__Exercise aim__
Output the full listing below exactly, without the pictures.

Data excerpts start

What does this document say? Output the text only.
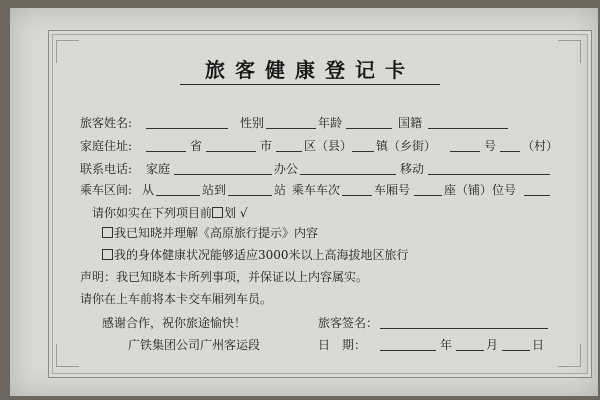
旅客健康登记卡
旅客姓名:	性别	年龄	国籍
家庭住址:	省	市	区（县） 镇（乡街）	号 （村）
联系电话: 家庭	办公	移动
乘车区间: 从	站到	站 乘车车次	车厢号	座（铺）位号
请你如实在下列项目前 划 √
我已知晓并理解《高原旅行提示》内容
我的身体健康状况能够适应3000米以上高海拔地区旅行
声明：我已知晓本卡所列事项，并保证以上内容属实。
请你在上车前将本卡交车厢列车员。
感谢合作，祝你旅途愉快！	旅客签名：
广铁集团公司广州客运段	日　期：	年	月	日
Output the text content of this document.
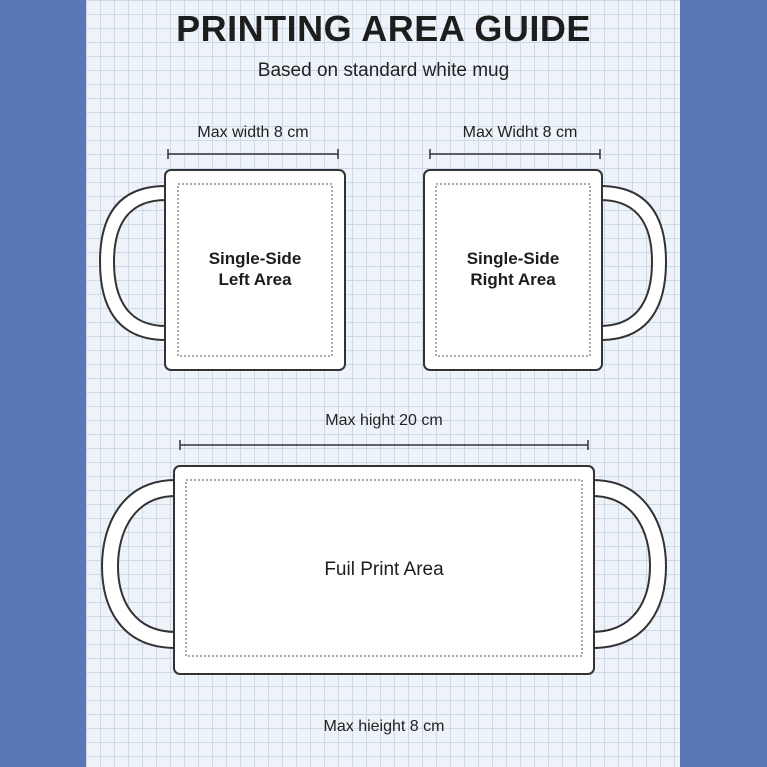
PRINTING AREA GUIDE
Based on standard white mug
Max width 8 cm	Max Widht 8 cm
Single-Side
Left Area
Single-Side
Right Area
Max hight 20 cm
Fuil Print Area
Max hieight 8 cm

Data excerpts end

__Response to this task__
What does this document say? Output the text only.
旅客健康登记卡
旅客姓名:	性别	年龄	国籍
家庭住址:	省	市	区（县） 镇（乡街）	号 （村）
联系电话: 家庭	办公	移动
乘车区间: 从	站到	站 乘车车次	车厢号	座（铺）位号
请你如实在下列项目前 划 √
我已知晓并理解《高原旅行提示》内容
我的身体健康状况能够适应3000米以上高海拔地区旅行
声明：我已知晓本卡所列事项，并保证以上内容属实。
请你在上车前将本卡交车厢列车员。
感谢合作，祝你旅途愉快！	旅客签名：
广铁集团公司广州客运段	日　期：	年	月	日
Output the text content of this document.
PRINTING AREA GUIDE
Based on standard white mug
Max width 8 cm	Max Widht 8 cm
Single-Side
Left Area
Single-Side
Right Area
Max hight 20 cm
Fuil Print Area
Max hieight 8 cm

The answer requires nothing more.